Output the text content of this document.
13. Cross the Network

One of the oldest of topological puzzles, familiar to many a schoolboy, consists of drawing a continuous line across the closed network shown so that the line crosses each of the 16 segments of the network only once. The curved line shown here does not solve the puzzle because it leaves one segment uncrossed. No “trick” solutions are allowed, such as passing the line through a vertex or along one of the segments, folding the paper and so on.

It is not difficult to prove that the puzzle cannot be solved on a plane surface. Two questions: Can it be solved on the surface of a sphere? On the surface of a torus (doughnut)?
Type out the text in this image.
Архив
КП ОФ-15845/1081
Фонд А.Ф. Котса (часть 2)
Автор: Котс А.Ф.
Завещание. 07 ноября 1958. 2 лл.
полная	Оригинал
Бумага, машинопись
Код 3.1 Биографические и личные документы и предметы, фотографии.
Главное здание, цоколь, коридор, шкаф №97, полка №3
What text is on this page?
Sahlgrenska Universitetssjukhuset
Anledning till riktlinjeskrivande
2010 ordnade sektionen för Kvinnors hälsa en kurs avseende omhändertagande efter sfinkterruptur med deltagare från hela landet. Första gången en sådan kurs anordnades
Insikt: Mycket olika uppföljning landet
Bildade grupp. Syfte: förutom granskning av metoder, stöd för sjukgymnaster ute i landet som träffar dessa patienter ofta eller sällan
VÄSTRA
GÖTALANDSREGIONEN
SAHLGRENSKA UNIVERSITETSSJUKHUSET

*What this task involves:*
Go through the records above and copy every line with the word "that".

*Full solution:*
One of the oldest of topological puzzles, familiar to many a schoolboy, consists of drawing a continuous line across the closed network shown so that the line crosses each of the 16 segments of the network only once. The curved line shown here does not solve the puzzle because it leaves one segment uncrossed. No “trick” solutions are allowed, such as passing the line through a vertex or along one of the segments, folding the paper and so on.
It is not difficult to prove that the puzzle cannot be solved on a plane surface. Two questions: Can it be solved on the surface of a sphere? On the surface of a torus (doughnut)?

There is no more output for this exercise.